begin PASSAGE SHOWN

- Born: Salem, Tamilnadu, India
- Occupations: food writer, cookbook author, TV chef
- Years active: 1989-present
- Website: www.mallikascookery.com

= Mallika Badrinath =

Indian writer

Mallika Badrinath is an Indian food writer, chef, cookbook author and host of cooking shows.

She is the author of 29 cookery books in English and 30 books in Tamil, together containing more than 4,000 recipes. Some of her books have been translated into Telugu, Kannada and Hindi. Her books include the Tamil “Siru Dhaniya Samayal” series, containing recipes using traditional nutritious ingredients and millets such as Sirudhaniyangal Ragi, kambu, Saamai, thinai, varagu, cholam and kudhiraivali.

==Early life==
Born and brought up in Salem, a town in Tamilnadu, India, Mallika completed her Bachelors in Home Science from Salem. In the late 1980s, at the age of 21, she married Badrinath, a chartered accountant from Chennai. In an interview with The Hindu, she admitted to have rarely cooked before marriage as they lived in a large joint family of 25, and had a cook and an assistant cook to do the cooking. However, she was interested in recipes and collected them in a scrap book, writing all of them.

end PASSAGE SHOWN
begin DATASET ENTRIES

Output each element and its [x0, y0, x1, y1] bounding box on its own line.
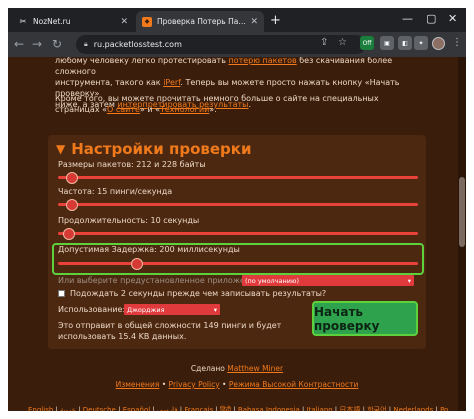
- more-info-text: Кроме того, вы можете прочитать немного …: [55, 94, 379, 114]
- packetloss-icon: ◆: [142, 16, 152, 27]
- summary-line-1: Это отправит в общей сложности 149 пинги…: [58, 321, 282, 330]
- duration-slider[interactable]: [58, 232, 418, 235]
- high-contrast-link[interactable]: Режима Высокой Контрастности: [229, 380, 358, 389]
- server-select-value: Джорджия: [127, 305, 165, 314]
- wait-checkbox[interactable]: [58, 290, 65, 297]
- tab-packetloss[interactable]: ◆ Проверка Потерь Пакетов – Пр ✕: [136, 11, 264, 32]
- language-link[interactable]: English: [28, 406, 53, 411]
- language-link[interactable]: 日本語: [339, 406, 360, 411]
- technology-link[interactable]: Технологии: [160, 105, 209, 114]
- footer-links: Изменения • Privacy Policy • Режима Высо…: [115, 380, 359, 389]
- language-separator: |: [115, 406, 123, 411]
- scissors-icon: ✂: [19, 17, 27, 26]
- tab-title: Проверка Потерь Пакетов – Пр: [157, 17, 246, 26]
- page-viewport: любому человеку легко протестировать пот…: [8, 57, 466, 411]
- language-link[interactable]: Bahasa Indonesia: [238, 406, 300, 411]
- extension-puzzle-icon[interactable]: ▣: [380, 36, 394, 50]
- tab-strip: ✂ NozNet.ru ✕ ◆ Проверка Потерь Пакетов …: [8, 8, 466, 32]
- latency-slider[interactable]: [58, 262, 418, 265]
- language-separator: |: [75, 406, 83, 411]
- language-link[interactable]: Polski: [440, 406, 448, 411]
- preset-select-value: (по умолчанию): [245, 276, 300, 285]
- language-link[interactable]: Español: [123, 406, 150, 411]
- browser-window: ✂ NozNet.ru ✕ ◆ Проверка Потерь Пакетов …: [8, 8, 466, 411]
- frequency-label: Частота: 15 пинги/секунда: [58, 187, 173, 196]
- duration-slider-thumb[interactable]: [62, 228, 75, 240]
- language-separator: |: [213, 406, 221, 411]
- menu-dots-icon[interactable]: ⋮: [452, 37, 462, 48]
- language-list: English | عربية | Deutsche | Español | ف…: [28, 405, 448, 411]
- forward-icon[interactable]: →: [32, 37, 42, 51]
- new-tab-icon[interactable]: +: [270, 13, 281, 28]
- author-link[interactable]: Matthew Miner: [227, 364, 283, 373]
- share-icon[interactable]: ⇪: [320, 37, 328, 48]
- changes-link[interactable]: Изменения: [116, 380, 160, 389]
- server-label: Использование:: [58, 305, 126, 314]
- iperf-link[interactable]: iPerf: [163, 78, 180, 87]
- lock-icon: 🔒︎: [84, 40, 88, 48]
- extensions-menu-icon[interactable]: ✦: [414, 36, 428, 50]
- back-icon[interactable]: ←: [14, 37, 24, 51]
- language-link[interactable]: عربية: [60, 406, 76, 411]
- server-select[interactable]: Джорджия ▾: [124, 304, 220, 315]
- language-separator: |: [150, 406, 157, 411]
- chevron-down-icon: ▾: [407, 276, 411, 285]
- bookmark-star-icon[interactable]: ☆: [338, 37, 347, 48]
- close-tab-icon[interactable]: ✕: [250, 17, 258, 27]
- extension-icon[interactable]: Off: [360, 36, 374, 50]
- language-link[interactable]: Français: [184, 406, 213, 411]
- collapse-triangle-icon[interactable]: ▼: [56, 142, 65, 156]
- language-link[interactable]: Italiano: [307, 406, 333, 411]
- about-link[interactable]: О сайте: [107, 105, 140, 114]
- browser-toolbar: ← → ↻ 🔒︎ ru.packetlosstest.com ⇪ ☆ Off ▣…: [8, 32, 466, 57]
- summary-line-2: использовать 15.4 KB данных.: [58, 332, 187, 341]
- start-test-button[interactable]: Начать проверку: [312, 301, 418, 336]
- reload-icon[interactable]: ↻: [52, 37, 62, 51]
- language-link[interactable]: 한국어: [367, 406, 386, 411]
- wait-label: Подождать 2 секунды прежде чем записыват…: [70, 289, 327, 298]
- packet-size-slider[interactable]: [58, 176, 418, 179]
- extension-icon-2[interactable]: ◧: [398, 36, 412, 50]
- duration-label: Продолжительность: 10 секунды: [58, 216, 200, 225]
- profile-avatar[interactable]: [432, 37, 445, 50]
- close-tab-icon[interactable]: ✕: [120, 17, 128, 27]
- chevron-down-icon: ▾: [213, 305, 217, 314]
- settings-title[interactable]: ▼ Настройки проверки: [56, 140, 251, 158]
- language-link[interactable]: Deutsche: [83, 406, 116, 411]
- language-link[interactable]: فارسی: [157, 406, 178, 411]
- language-separator: |: [231, 406, 238, 411]
- scrollbar-thumb[interactable]: [459, 177, 465, 247]
- packet-loss-link[interactable]: потерю пакетов: [228, 57, 296, 65]
- url-text: ru.packetlosstest.com: [93, 40, 182, 49]
- tab-title: NozNet.ru: [33, 17, 71, 26]
- language-link[interactable]: हिंदी: [220, 406, 231, 411]
- latency-label: Допустимая Задержка: 200 миллисекунды: [58, 245, 240, 254]
- privacy-policy-link[interactable]: Privacy Policy: [169, 380, 220, 389]
- language-separator: |: [299, 406, 307, 411]
- preset-select[interactable]: (по умолчанию) ▾: [242, 275, 414, 286]
- minimize-icon[interactable]: —: [402, 12, 413, 25]
- tab-noznet[interactable]: ✂ NozNet.ru ✕: [12, 11, 134, 32]
- frequency-slider[interactable]: [58, 203, 418, 206]
- made-by-text: Сделано Matthew Miner: [190, 364, 284, 373]
- packet-size-label: Размеры пакетов: 212 и 228 байты: [58, 160, 206, 169]
- maximize-icon[interactable]: ▢: [426, 12, 436, 25]
- language-link[interactable]: Nederlands: [393, 406, 433, 411]
- preset-label: Или выберите предустановленное приложени…: [58, 276, 263, 285]
- close-window-icon[interactable]: ✕: [448, 12, 457, 25]
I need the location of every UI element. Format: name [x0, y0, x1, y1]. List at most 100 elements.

end DATASET ENTRIES

TASK INSTRUCTIONS:
• A. Answer these from the Mallika Badrinath passage:
(i) In which town was she born and raised?
(ii) How many cookery books in English has she written?
(iii) What was the profession of the man she married?
• B. From the records, output verbatim everything from the line that contains "- more-info-text: Кроме" down to the line that contains "- language-link[interactable]: Español: [123, 406, 150, 411]", including both of those lines.

EXERCISE RESPONSES:
• A.
(i) Salem, in Tamilnadu, India.
(ii) 29.
(iii) He was a chartered accountant.

• B.
- more-info-text: Кроме того, вы можете прочитать немного …: [55, 94, 379, 114]
- packetloss-icon: ◆: [142, 16, 152, 27]
- summary-line-1: Это отправит в общей сложности 149 пинги…: [58, 321, 282, 330]
- duration-slider[interactable]: [58, 232, 418, 235]
- high-contrast-link[interactable]: Режима Высокой Контрастности: [229, 380, 358, 389]
- server-select-value: Джорджия: [127, 305, 165, 314]
- wait-checkbox[interactable]: [58, 290, 65, 297]
- tab-packetloss[interactable]: ◆ Проверка Потерь Пакетов – Пр ✕: [136, 11, 264, 32]
- language-link[interactable]: English: [28, 406, 53, 411]
- language-link[interactable]: 日本語: [339, 406, 360, 411]
- technology-link[interactable]: Технологии: [160, 105, 209, 114]
- footer-links: Изменения • Privacy Policy • Режима Высо…: [115, 380, 359, 389]
- language-separator: |: [115, 406, 123, 411]
- scissors-icon: ✂: [19, 17, 27, 26]
- tab-title: Проверка Потерь Пакетов – Пр: [157, 17, 246, 26]
- page-viewport: любому человеку легко протестировать пот…: [8, 57, 466, 411]
- language-link[interactable]: Bahasa Indonesia: [238, 406, 300, 411]
- extension-puzzle-icon[interactable]: ▣: [380, 36, 394, 50]
- tab-strip: ✂ NozNet.ru ✕ ◆ Проверка Потерь Пакетов …: [8, 8, 466, 32]
- latency-slider[interactable]: [58, 262, 418, 265]
- language-separator: |: [75, 406, 83, 411]
- language-link[interactable]: Polski: [440, 406, 448, 411]
- preset-select-value: (по умолчанию): [245, 276, 300, 285]
- language-link[interactable]: Español: [123, 406, 150, 411]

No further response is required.